● Prompt: Transcribe every entry word for word, leaving out all images.

[Stored data]
● ● ● ●

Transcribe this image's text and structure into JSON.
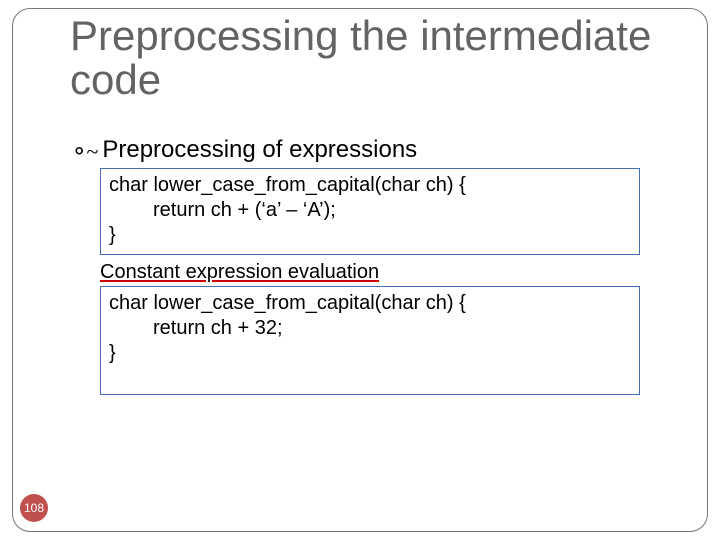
{
  "title": "Preprocessing the intermediate code",
  "bullet": "Preprocessing of expressions",
  "code1": {
    "l1": "char lower_case_from_capital(char ch) {",
    "l2": "return ch + (‘a’ – ‘A’);",
    "l3": "}"
  },
  "annotation": "Constant expression evaluation",
  "code2": {
    "l1": "char lower_case_from_capital(char ch) {",
    "l2": "return ch + 32;",
    "l3": "}"
  },
  "page_number": "108"
}
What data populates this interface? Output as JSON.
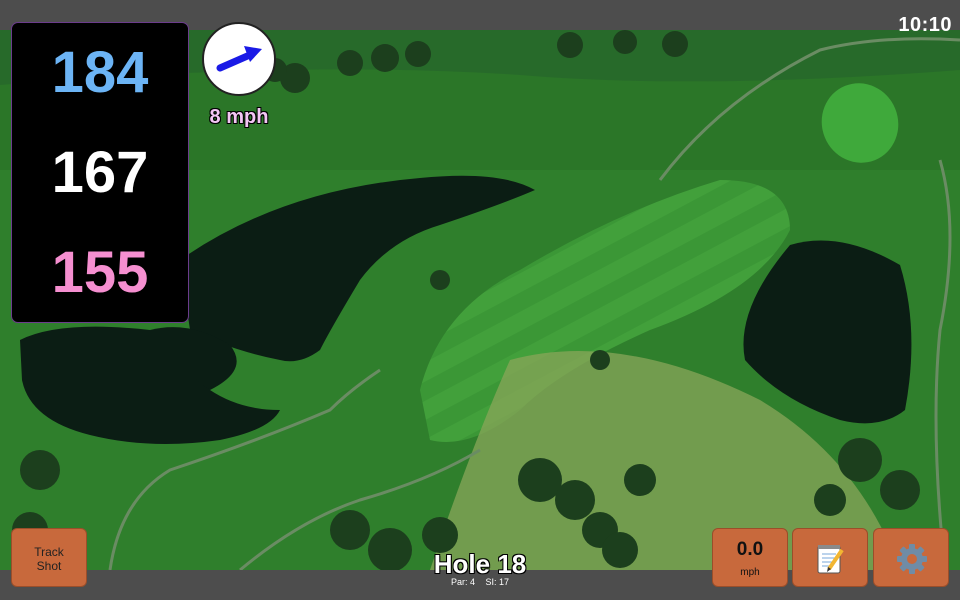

● ● ● ●

● Output for this task:
Transcribe this image's text and structure into JSON.
{
  "title": "Preprocessing the intermediate code",
  "bullet": "Preprocessing of expressions",
  "code1": {
    "l1": "char lower_case_from_capital(char ch) {",
    "l2": "return ch + (‘a’ – ‘A’);",
    "l3": "}"
  },
  "annotation": "Constant expression evaluation",
  "code2": {
    "l1": "char lower_case_from_capital(char ch) {",
    "l2": "return ch + 32;",
    "l3": "}"
  },
  "page_number": "108"
}
What data populates this interface? Output as JSON.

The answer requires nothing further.